- Materials provided -

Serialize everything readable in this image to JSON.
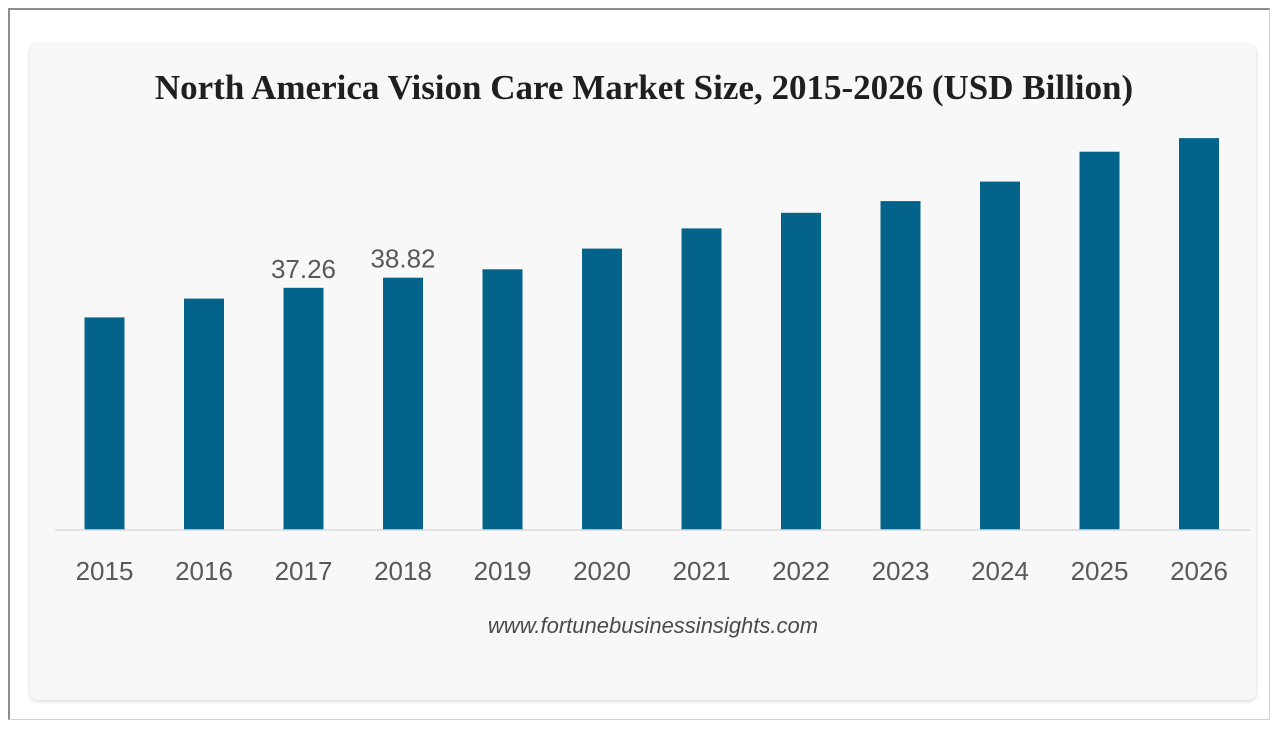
{
  "chart_data": {
    "type": "bar",
    "title": "North America Vision Care Market Size, 2015-2026 (USD Billion)",
    "categories": [
      "2015",
      "2016",
      "2017",
      "2018",
      "2019",
      "2020",
      "2021",
      "2022",
      "2023",
      "2024",
      "2025",
      "2026"
    ],
    "values": [
      32.7,
      35.6,
      37.26,
      38.82,
      40.1,
      43.3,
      46.4,
      48.8,
      50.6,
      53.6,
      58.2,
      60.3
    ],
    "data_labels": [
      {
        "category": "2017",
        "text": "37.26"
      },
      {
        "category": "2018",
        "text": "38.82"
      }
    ],
    "xlabel": "",
    "ylabel": "",
    "ylim": [
      0,
      62
    ],
    "grid": false,
    "legend": "none",
    "bar_color": "#03638a"
  },
  "source": "www.fortunebusinessinsights.com"
}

- The exercise -
Each line of the material must be retyped exactly, except that images are omitted.

- Written solution -
Serialize everything readable in this image to JSON.
{
  "chart_data": {
    "type": "bar",
    "title": "North America Vision Care Market Size, 2015-2026 (USD Billion)",
    "categories": [
      "2015",
      "2016",
      "2017",
      "2018",
      "2019",
      "2020",
      "2021",
      "2022",
      "2023",
      "2024",
      "2025",
      "2026"
    ],
    "values": [
      32.7,
      35.6,
      37.26,
      38.82,
      40.1,
      43.3,
      46.4,
      48.8,
      50.6,
      53.6,
      58.2,
      60.3
    ],
    "data_labels": [
      {
        "category": "2017",
        "text": "37.26"
      },
      {
        "category": "2018",
        "text": "38.82"
      }
    ],
    "xlabel": "",
    "ylabel": "",
    "ylim": [
      0,
      62
    ],
    "grid": false,
    "legend": "none",
    "bar_color": "#03638a"
  },
  "source": "www.fortunebusinessinsights.com"
}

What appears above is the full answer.